How to complete this task :: Only the lines of the data holding the string "black" need to be returned.

(Transcribed document page entries)
==============================
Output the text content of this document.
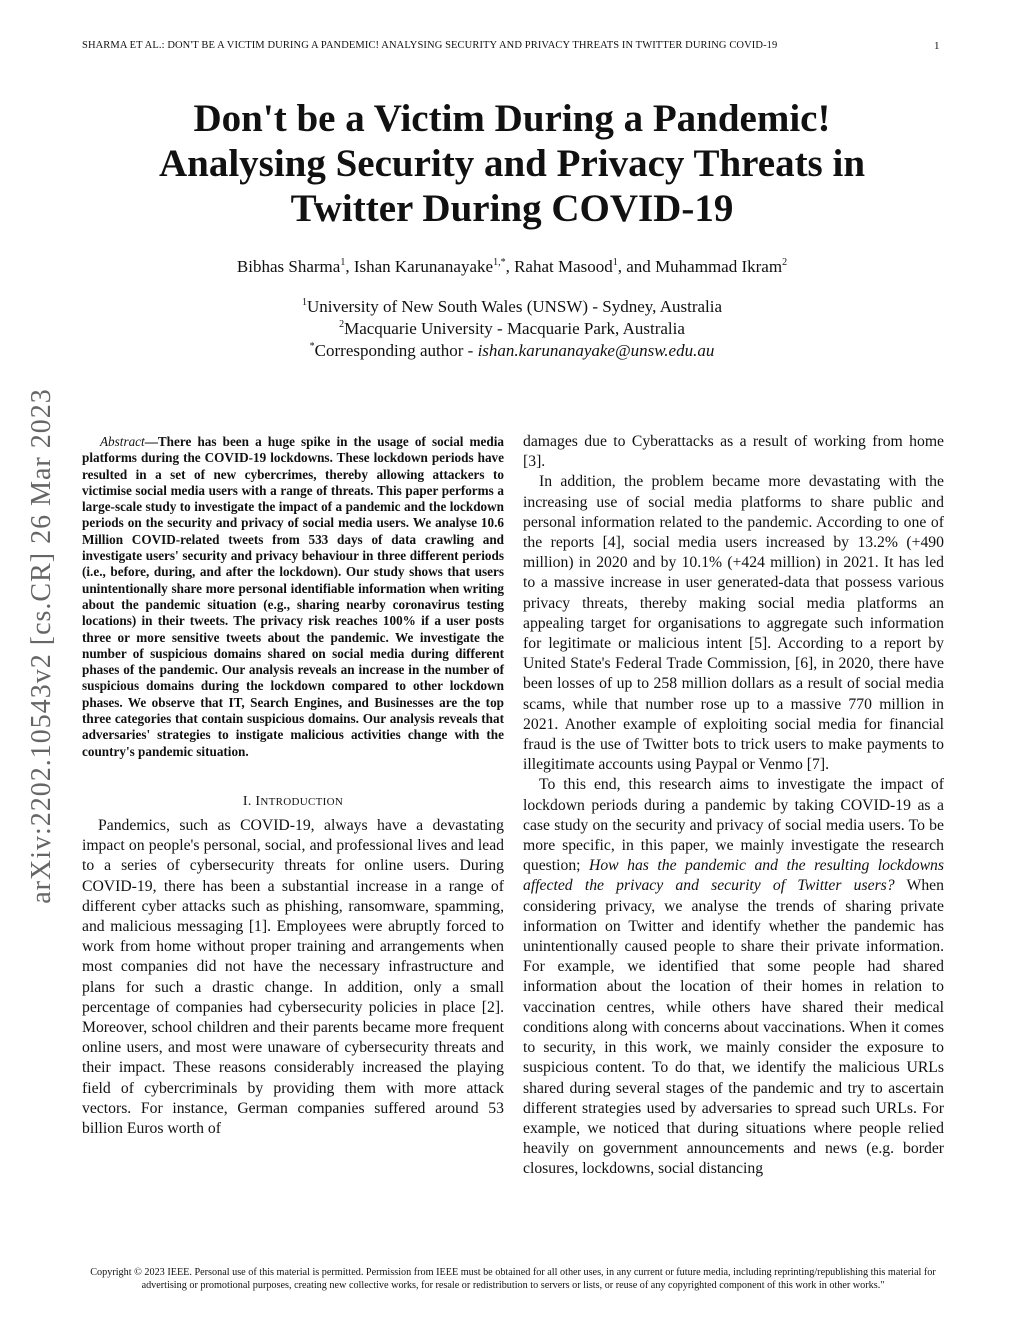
SHARMA ET AL.: DON'T BE A VICTIM DURING A PANDEMIC! ANALYSING SECURITY AND PRIVACY THREATS IN TWITTER DURING COVID-19	1
Don't be a Victim During a Pandemic!
Analysing Security and Privacy Threats in
Twitter During COVID-19
Bibhas Sharma$^1$, Ishan Karunanayake$^{1,*}$, Rahat Masood$^1$, and Muhammad Ikram$^2$
$^1$University of New South Wales (UNSW) - Sydney, Australia
$^2$Macquarie University - Macquarie Park, Australia
*Corresponding author - ishan.karunanayake@unsw.edu.au
arXiv:2202.10543v2 [cs.CR] 26 Mar 2023	Abstract—There has been a huge spike in the usage of social media platforms during the COVID-19 lockdowns. These lockdown periods have resulted in a set of new cybercrimes, thereby allowing attackers to victimise social media users with a range of threats. This paper performs a large-scale study to investigate the impact of a pandemic and the lockdown periods on the security and privacy of social media users. We analyse 10.6 Million COVID-related tweets from 533 days of data crawling and investigate users' security and privacy behaviour in three different periods (i.e., before, during, and after the lockdown). Our study shows that users unintentionally share more personal identifiable information when writing about the pandemic situation (e.g., sharing nearby coronavirus testing locations) in their tweets. The privacy risk reaches 100% if a user posts three or more sensitive tweets about the pandemic. We investigate the number of suspicious domains shared on social media during different phases of the pandemic. Our analysis reveals an increase in the number of suspicious domains during the lockdown compared to other lockdown phases. We observe that IT, Search Engines, and Businesses are the top three categories that contain suspicious domains. Our analysis reveals that adversaries' strategies to instigate malicious activities change with the country's pandemic situation.

I. INTRODUCTION

Pandemics, such as COVID-19, always have a devastating impact on people's personal, social, and professional lives and lead to a series of cybersecurity threats for online users. During COVID-19, there has been a substantial increase in a range of different cyber attacks such as phishing, ransomware, spamming, and malicious messaging [1]. Employees were abruptly forced to work from home without proper training and arrangements when most companies did not have the necessary infrastructure and plans for such a drastic change. In addition, only a small percentage of companies had cybersecurity policies in place [2]. Moreover, school children and their parents became more frequent online users, and most were unaware of cybersecurity threats and their impact. These reasons considerably increased the playing field of cybercriminals by providing them with more attack vectors. For instance, German companies suffered around 53 billion Euros worth of

damages due to Cyberattacks as a result of working from home [3].

In addition, the problem became more devastating with the increasing use of social media platforms to share public and personal information related to the pandemic. According to one of the reports [4], social media users increased by 13.2% (+490 million) in 2020 and by 10.1% (+424 million) in 2021. It has led to a massive increase in user generated-data that possess various privacy threats, thereby making social media platforms an appealing target for organisations to aggregate such information for legitimate or malicious intent [5]. According to a report by United State's Federal Trade Commission, [6], in 2020, there have been losses of up to 258 million dollars as a result of social media scams, while that number rose up to a massive 770 million in 2021. Another example of exploiting social media for financial fraud is the use of Twitter bots to trick users to make payments to illegitimate accounts using Paypal or Venmo [7].

To this end, this research aims to investigate the impact of lockdown periods during a pandemic by taking COVID-19 as a case study on the security and privacy of social media users. To be more specific, in this paper, we mainly investigate the research question; How has the pandemic and the resulting lockdowns affected the privacy and security of Twitter users? When considering privacy, we analyse the trends of sharing private information on Twitter and identify whether the pandemic has unintentionally caused people to share their private information. For example, we identified that some people had shared information about the location of their homes in relation to vaccination centres, while others have shared their medical conditions along with concerns about vaccinations. When it comes to security, in this work, we mainly consider the exposure to suspicious content. To do that, we identify the malicious URLs shared during several stages of the pandemic and try to ascertain different strategies used by adversaries to spread such URLs. For example, we noticed that during situations where people relied heavily on government announcements and news (e.g. border closures, lockdowns, social distancing

Copyright © 2023 IEEE. Personal use of this material is permitted. Permission from IEEE must be obtained for all other uses, in any current or future media, including reprinting/republishing this material for advertising or promotional purposes, creating new collective works, for resale or redistribution to servers or lists, or reuse of any copyrighted component of this work in other works."
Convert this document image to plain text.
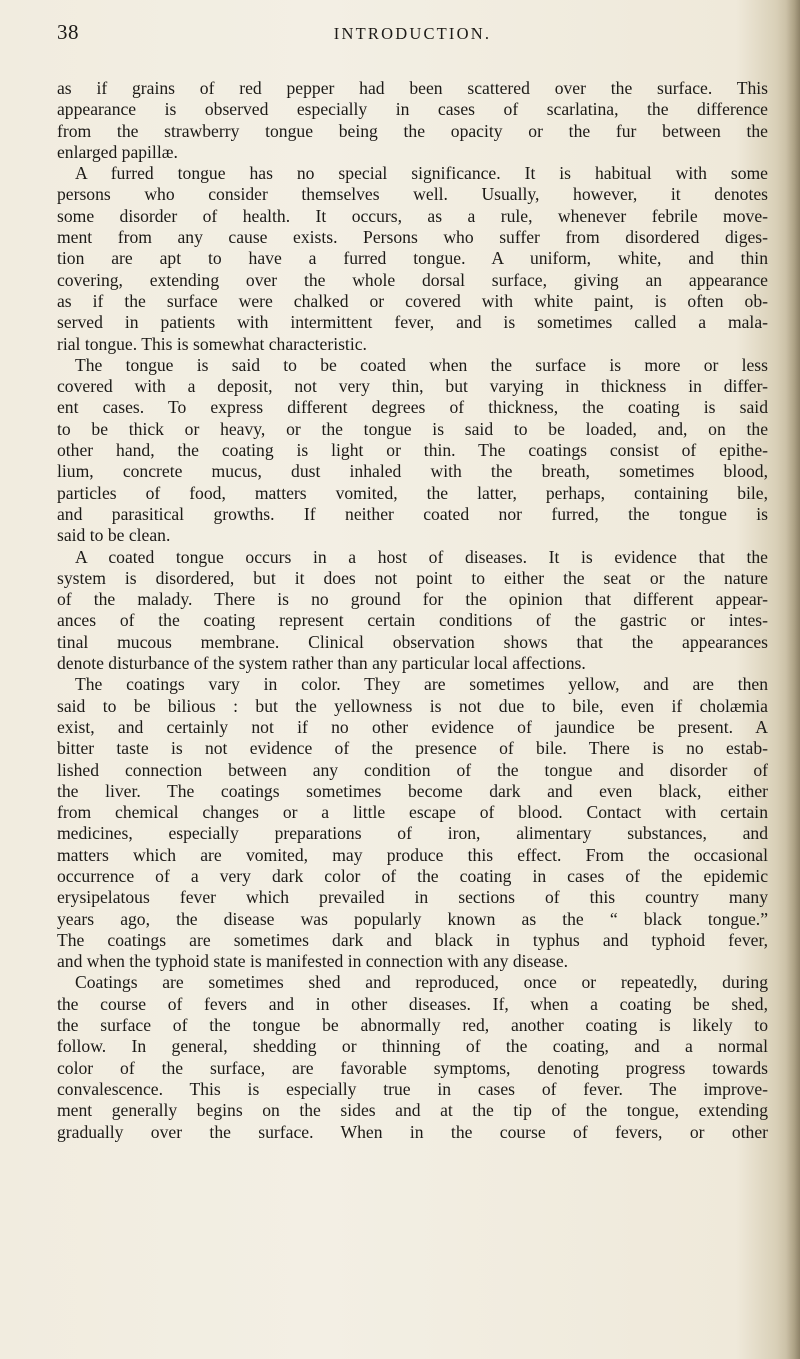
38	INTRODUCTION.
as if grains of red pepper had been scattered over the surface. This
appearance is observed especially in cases of scarlatina, the difference
from the strawberry tongue being the opacity or the fur between the
enlarged papillæ.
A furred tongue has no special significance. It is habitual with some
persons who consider themselves well. Usually, however, it denotes
some disorder of health. It occurs, as a rule, whenever febrile move-
ment from any cause exists. Persons who suffer from disordered diges-
tion are apt to have a furred tongue. A uniform, white, and thin
covering, extending over the whole dorsal surface, giving an appearance
as if the surface were chalked or covered with white paint, is often ob-
served in patients with intermittent fever, and is sometimes called a mala-
rial tongue. This is somewhat characteristic.
The tongue is said to be coated when the surface is more or less
covered with a deposit, not very thin, but varying in thickness in differ-
ent cases. To express different degrees of thickness, the coating is said
to be thick or heavy, or the tongue is said to be loaded, and, on the
other hand, the coating is light or thin. The coatings consist of epithe-
lium, concrete mucus, dust inhaled with the breath, sometimes blood,
particles of food, matters vomited, the latter, perhaps, containing bile,
and parasitical growths. If neither coated nor furred, the tongue is
said to be clean.
A coated tongue occurs in a host of diseases. It is evidence that the
system is disordered, but it does not point to either the seat or the nature
of the malady. There is no ground for the opinion that different appear-
ances of the coating represent certain conditions of the gastric or intes-
tinal mucous membrane. Clinical observation shows that the appearances
denote disturbance of the system rather than any particular local affections.
The coatings vary in color. They are sometimes yellow, and are then
said to be bilious : but the yellowness is not due to bile, even if cholæmia
exist, and certainly not if no other evidence of jaundice be present. A
bitter taste is not evidence of the presence of bile. There is no estab-
lished connection between any condition of the tongue and disorder of
the liver. The coatings sometimes become dark and even black, either
from chemical changes or a little escape of blood. Contact with certain
medicines, especially preparations of iron, alimentary substances, and
matters which are vomited, may produce this effect. From the occasional
occurrence of a very dark color of the coating in cases of the epidemic
erysipelatous fever which prevailed in sections of this country many
years ago, the disease was popularly known as the “ black tongue.”
The coatings are sometimes dark and black in typhus and typhoid fever,
and when the typhoid state is manifested in connection with any disease.
Coatings are sometimes shed and reproduced, once or repeatedly, during
the course of fevers and in other diseases. If, when a coating be shed,
the surface of the tongue be abnormally red, another coating is likely to
follow. In general, shedding or thinning of the coating, and a normal
color of the surface, are favorable symptoms, denoting progress towards
convalescence. This is especially true in cases of fever. The improve-
ment generally begins on the sides and at the tip of the tongue, extending
gradually over the surface. When in the course of fevers, or other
==============================
Reply ::
the liver. The coatings sometimes become dark and even black, either
years ago, the disease was popularly known as the “ black tongue.”
The coatings are sometimes dark and black in typhus and typhoid fever,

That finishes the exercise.